Segment Start: TEXT PROVIDED

I have a 996 C2 with 60000 miles on it.
Bought it under couple of years ago.
Seemed to have no issue at the time (as passed PPI by Porsche dealer with flying numbers).
soon after first routine oil change and a minor service (by Porsche dealer) had oil leak!!

Went back to the dealer right away.
They ended up saying that there is a leak and they need to bring down the engine to pinpoint the fault. As I had no choice agreed to their suggestion. After having the engine down, they said it was a small hose (worth 50 USD) that leaked the oil but as the engine is down, I might as well get other "consumables" replaced. So they go around changing some cables and pipes and assuring me that nothing further needed in foreseeable future!
Sure enough they pass on ~7000 USD bill.
As I bring the car out, it gives me CEL.
After few returns to them (back and forth as they initially just blamed it on OBD) they ended up saying that it was due to faulty Catalytic converters and they suggested to change them for me "if I want the CEL gone permanently".
The quote is pretty hefty!

the parts they are asking me to change:
996.113.031.BX -Catalytic Convertor-
996.113.032.BX -Catalytic Convertor-
996.606.178.01 (2 of these) - Oxygen Sensor-
996.606.168.01 (2 of these) - Oxygen Sensor-
900.074.287.02 -Bolts-


As you can tell, I am not that handy person as many of you guys are and have to trust the dealers blindly!
I am not sure as the part of the world I am at has little experienced (and honest) shops that I could trust outside the dealership.

Segment End: TEXT PROVIDED
Segment Start: MATERIAL SUPPLIED

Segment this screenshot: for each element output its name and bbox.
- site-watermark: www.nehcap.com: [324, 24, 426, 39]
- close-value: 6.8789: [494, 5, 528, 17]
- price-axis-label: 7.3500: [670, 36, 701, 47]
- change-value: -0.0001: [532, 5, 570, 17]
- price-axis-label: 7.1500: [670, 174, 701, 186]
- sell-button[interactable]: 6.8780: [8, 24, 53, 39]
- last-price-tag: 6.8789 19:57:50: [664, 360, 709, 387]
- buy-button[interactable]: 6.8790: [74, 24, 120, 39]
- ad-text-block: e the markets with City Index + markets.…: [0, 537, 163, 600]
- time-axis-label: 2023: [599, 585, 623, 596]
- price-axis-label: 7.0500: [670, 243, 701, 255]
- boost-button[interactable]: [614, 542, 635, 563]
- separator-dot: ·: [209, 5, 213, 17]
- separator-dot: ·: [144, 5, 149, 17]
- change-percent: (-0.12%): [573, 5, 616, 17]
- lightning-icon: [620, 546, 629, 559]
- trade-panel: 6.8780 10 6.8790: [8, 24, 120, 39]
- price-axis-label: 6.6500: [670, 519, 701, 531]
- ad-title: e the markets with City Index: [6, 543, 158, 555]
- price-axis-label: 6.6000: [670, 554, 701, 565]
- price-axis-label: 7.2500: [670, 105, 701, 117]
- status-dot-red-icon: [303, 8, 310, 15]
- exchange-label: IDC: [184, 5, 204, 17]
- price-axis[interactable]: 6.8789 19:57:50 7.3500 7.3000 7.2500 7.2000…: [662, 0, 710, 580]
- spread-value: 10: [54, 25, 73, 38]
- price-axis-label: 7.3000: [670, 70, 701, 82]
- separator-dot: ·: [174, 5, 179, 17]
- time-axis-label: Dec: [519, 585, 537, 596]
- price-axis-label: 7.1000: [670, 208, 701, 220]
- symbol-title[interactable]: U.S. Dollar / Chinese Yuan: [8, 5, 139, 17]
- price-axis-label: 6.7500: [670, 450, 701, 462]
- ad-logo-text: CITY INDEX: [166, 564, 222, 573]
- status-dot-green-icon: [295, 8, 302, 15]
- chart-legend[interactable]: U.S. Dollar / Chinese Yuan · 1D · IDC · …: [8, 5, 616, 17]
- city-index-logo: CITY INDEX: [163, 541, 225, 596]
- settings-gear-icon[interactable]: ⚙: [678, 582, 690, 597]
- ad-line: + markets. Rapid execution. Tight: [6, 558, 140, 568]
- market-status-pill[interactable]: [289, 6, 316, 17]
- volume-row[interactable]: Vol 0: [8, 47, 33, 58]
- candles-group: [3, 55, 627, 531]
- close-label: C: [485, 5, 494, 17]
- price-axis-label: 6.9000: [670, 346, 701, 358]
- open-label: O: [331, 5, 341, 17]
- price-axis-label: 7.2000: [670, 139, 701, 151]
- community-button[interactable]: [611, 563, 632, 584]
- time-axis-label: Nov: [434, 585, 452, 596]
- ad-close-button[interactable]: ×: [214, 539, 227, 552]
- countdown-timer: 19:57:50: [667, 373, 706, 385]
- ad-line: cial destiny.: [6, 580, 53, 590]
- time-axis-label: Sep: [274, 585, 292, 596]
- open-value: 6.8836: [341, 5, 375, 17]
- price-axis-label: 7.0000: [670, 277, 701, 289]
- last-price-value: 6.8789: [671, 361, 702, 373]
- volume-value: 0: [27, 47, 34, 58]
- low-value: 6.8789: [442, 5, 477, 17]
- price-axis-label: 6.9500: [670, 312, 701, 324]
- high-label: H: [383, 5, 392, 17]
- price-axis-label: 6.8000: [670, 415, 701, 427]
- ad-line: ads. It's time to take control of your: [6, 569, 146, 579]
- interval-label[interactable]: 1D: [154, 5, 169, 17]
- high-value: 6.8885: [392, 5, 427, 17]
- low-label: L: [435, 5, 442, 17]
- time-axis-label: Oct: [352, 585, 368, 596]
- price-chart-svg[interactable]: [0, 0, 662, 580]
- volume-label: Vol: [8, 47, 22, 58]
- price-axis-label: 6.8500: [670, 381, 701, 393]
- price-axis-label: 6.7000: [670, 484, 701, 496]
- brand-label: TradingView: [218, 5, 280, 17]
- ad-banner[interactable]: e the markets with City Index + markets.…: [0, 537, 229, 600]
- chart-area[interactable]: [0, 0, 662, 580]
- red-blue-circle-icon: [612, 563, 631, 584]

Segment End: MATERIAL SUPPLIED

- TASK 1 -
According to the Porsche post, what was the hose that leaked the oil worth?
- TASK 2 -
Say whether each statement agrees with the Porsche post. Answer yes or no, and quote the words from the post that decide it.
(a) The car had 60000 miles on it.
(b) The dealer located the leak without bringing down the engine.
(c) The parts list includes two of part 996.606.178.01.
- TASK 3 -
Print the section of the Porsche post that begins at the words "I have a 996" and ends after the words "in foreseeable future!".

- EXERCISE RESULT 1 -
50 USD

- EXERCISE RESULT 2 -
(a) Yes: "I have a 996 C2 with 60000 miles on it."
(b) No: "they need to bring down the engine to pinpoint the fault."
(c) Yes: "996.606.178.01 (2 of these) - Oxygen Sensor-"

- EXERCISE RESULT 3 -
I have a 996 C2 with 60000 miles on it.
Bought it under couple of years ago.
Seemed to have no issue at the time (as passed PPI by Porsche dealer with flying numbers).
soon after first routine oil change and a minor service (by Porsche dealer) had oil leak!!

Went back to the dealer right away.
They ended up saying that there is a leak and they need to bring down the engine to pinpoint the fault. As I had no choice agreed to their suggestion. After having the engine down, they said it was a small hose (worth 50 USD) that leaked the oil but as the engine is down, I might as well get other "consumables" replaced. So they go around changing some cables and pipes and assuring me that nothing further needed in foreseeable future!